• _BRANO SCELTO_:
La bella e le bestie (2017)

Aala Kaf Ifrit
Locandina La bella e le bestie
La bella e le bestie (Aala Kaf Ifrit) è un film del 2017 prodotto in Francia e Tunisia, di genere Crimine e Drammatico diretto da Kaouther Ben Hania. Il film dura circa 100 minuti. Il cast include Mohamed Akkari, Chedly Arfaoui, Anissa Daoud, Mariam Al Ferjani, Mourad Gharsalli, Neder Ghouati. In Italia, esce al cinema giovedì 26 Luglio 2018 distribuito da Kitchenfillm.

Durante una festa studentesca, Mariam, una giovane donna tunisina, incontra il misterioso Youssef ed esce con lui. Inizia una lunga notte, durante la quale dovrà combattere per i suoi diritti e la sua dignità. Ma come può avere giustizia quando si trova dallo stesso lato dei suoi aggressori?

Info Tecniche e Distribuzione

Uscita al Cinema in Italia: giovedì 26 Luglio 2018
Uscita in Italia: 26/07/2018
Genere: Crimine, Drammatico
Nazione: Francia, Tunisia, Svezia, Norvegia, Qatar, Svizzera - 2017
Durata: 100 minuti
Formato: Colore
Produzione: Cinétéléfilms, Laika Film and Television, Film i Väst (in co-produzione con), Tanit Films
Distribuzione: Kitchenfillm

Con il supporto di Ministère des affaires culturelles & Centre National du Cinéma et de l’Image – Tunisie, Swedish Film Institute, Sorfond – Norway, Visions Sud Est – Suisse, Fonds Image de la Francophonie, Doha Film Institute, Aide aux Cinémas du Monde Centre National du Cinéma et de l’Image Animée – Institut français, World Cinema Fund Europe, Hubert Bals Fund of the International Film Festival Rotterdam, la SACEM, Commune Image.

• _DATI ARCHIVIATI_:
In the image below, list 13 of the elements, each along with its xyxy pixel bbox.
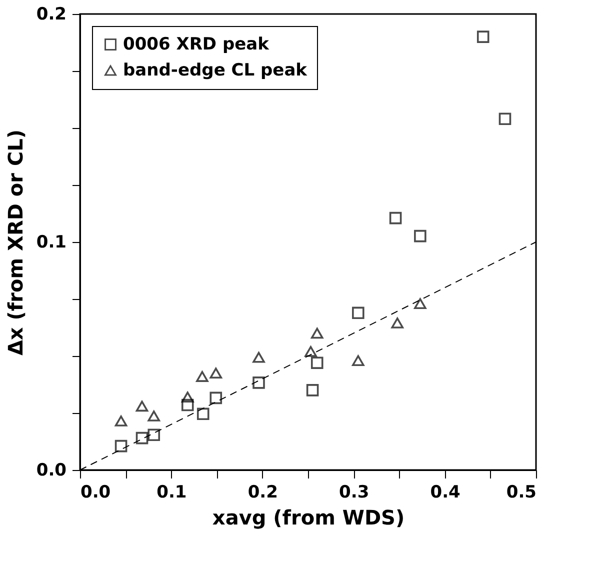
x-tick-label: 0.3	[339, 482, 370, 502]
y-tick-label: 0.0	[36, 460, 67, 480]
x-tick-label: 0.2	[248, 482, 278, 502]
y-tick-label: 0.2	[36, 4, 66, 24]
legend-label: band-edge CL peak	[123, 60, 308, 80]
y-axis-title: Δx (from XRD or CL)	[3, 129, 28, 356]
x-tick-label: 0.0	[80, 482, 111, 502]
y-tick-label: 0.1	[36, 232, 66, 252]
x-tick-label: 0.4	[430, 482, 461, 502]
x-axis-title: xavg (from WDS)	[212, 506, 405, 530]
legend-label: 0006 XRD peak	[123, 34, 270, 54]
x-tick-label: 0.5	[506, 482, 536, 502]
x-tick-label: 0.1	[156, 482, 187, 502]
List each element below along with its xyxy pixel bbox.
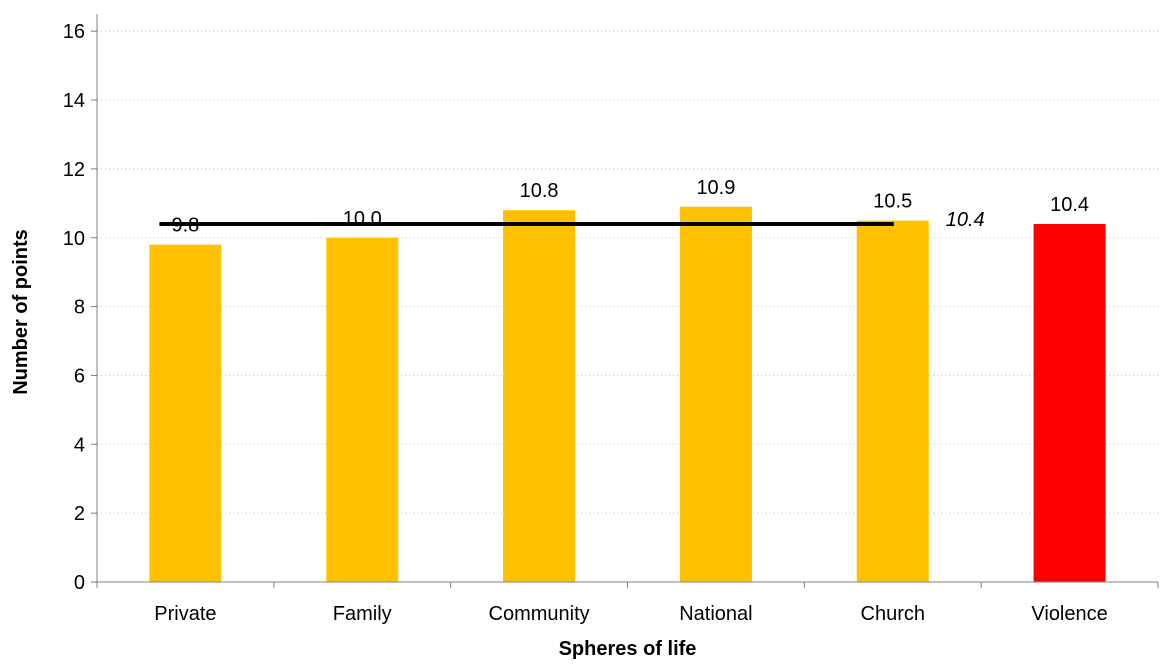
* * *
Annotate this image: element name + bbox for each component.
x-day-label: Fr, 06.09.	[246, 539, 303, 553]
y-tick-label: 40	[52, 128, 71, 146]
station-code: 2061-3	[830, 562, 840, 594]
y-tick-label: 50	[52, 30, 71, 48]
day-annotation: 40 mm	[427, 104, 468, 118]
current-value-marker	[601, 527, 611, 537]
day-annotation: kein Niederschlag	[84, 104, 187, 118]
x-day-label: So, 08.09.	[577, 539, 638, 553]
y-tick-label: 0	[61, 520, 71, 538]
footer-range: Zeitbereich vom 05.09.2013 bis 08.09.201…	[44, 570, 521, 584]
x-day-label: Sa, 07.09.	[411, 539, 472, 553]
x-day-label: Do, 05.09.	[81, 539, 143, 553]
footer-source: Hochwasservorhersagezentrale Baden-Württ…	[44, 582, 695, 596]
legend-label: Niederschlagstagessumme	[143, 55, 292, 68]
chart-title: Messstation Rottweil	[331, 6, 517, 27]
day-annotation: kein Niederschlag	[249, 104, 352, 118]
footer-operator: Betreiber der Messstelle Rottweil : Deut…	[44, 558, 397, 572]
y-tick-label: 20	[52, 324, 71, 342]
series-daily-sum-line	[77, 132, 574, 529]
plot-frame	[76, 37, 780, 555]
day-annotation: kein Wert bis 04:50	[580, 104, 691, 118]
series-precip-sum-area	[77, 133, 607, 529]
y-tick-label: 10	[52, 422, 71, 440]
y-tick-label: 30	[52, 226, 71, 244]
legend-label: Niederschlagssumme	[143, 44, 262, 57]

• _SFIDA_: Per favore, porta avanti la scheda sul film «La bella e le bestie» scrivendo il seguito dopo la sua ultima frase. Il materiale qui non ha alcun ruolo.

• _ESITO_:
INTERVISTA A KAOUTHER BEN HANIA

Sia nei documentari che nei film di finzione, i tuoi lavori mantengono sempre uno stretto legame con la realtà sociale.
Ho iniziato con i documentari perché, per me, i film di finzione erano qualcosa di estremamente difficile. I film di finzione sono creati da più "elementi fuorvianti", eppure da questa menzogna deve uscire una certa autenticità. Filmare ciò che è reale attraverso un documentario mi ha permesso di ripensare questa nozione e sviluppare gli strumenti necessari per affrontare i film di finzione. In questo senso, Challat of Tunis (Il rasoio di Tunisi) è un lavoro di transizione, perché mi stavo avvicinando ai film di finzione con gli strumenti e lo stile del documentario. Quando per la prima volta ho trattato la realtà in Imams go to school (Gli Imam vanno a scuola) e poi nei miei film successivi, ho imparato a strutturare le scene come si fa nei film di finzione, ma con frammenti di realtà. Così, mentre giravo, pensavo al tipo di montaggio, che naturalmente non corrispondeva alla realtà così com' è perché era una riorganizzazione della realtà con gli strumenti dei film di finzione. Per me, fare documentari è stato un vero processo di apprendimento, soprattutto nel mio lavoro con gli attori. In Challat of Tunisi avevo a che fare con attori dilettanti e non immaginavo come dirigerli per ottenere qualcosa di così autentico come in un documentario. Fare documentari mi ha insegnato non solo a dirigere gli attori, ma anche a costruire personaggi nelle loro ambiguità e complessità, lontano da tutti i cliché. 

Come si fa a dirigere gli attori nei piani sequenza, che possono essere considerati "frammenti di realtà", come avete fatto in La bella e le bestie?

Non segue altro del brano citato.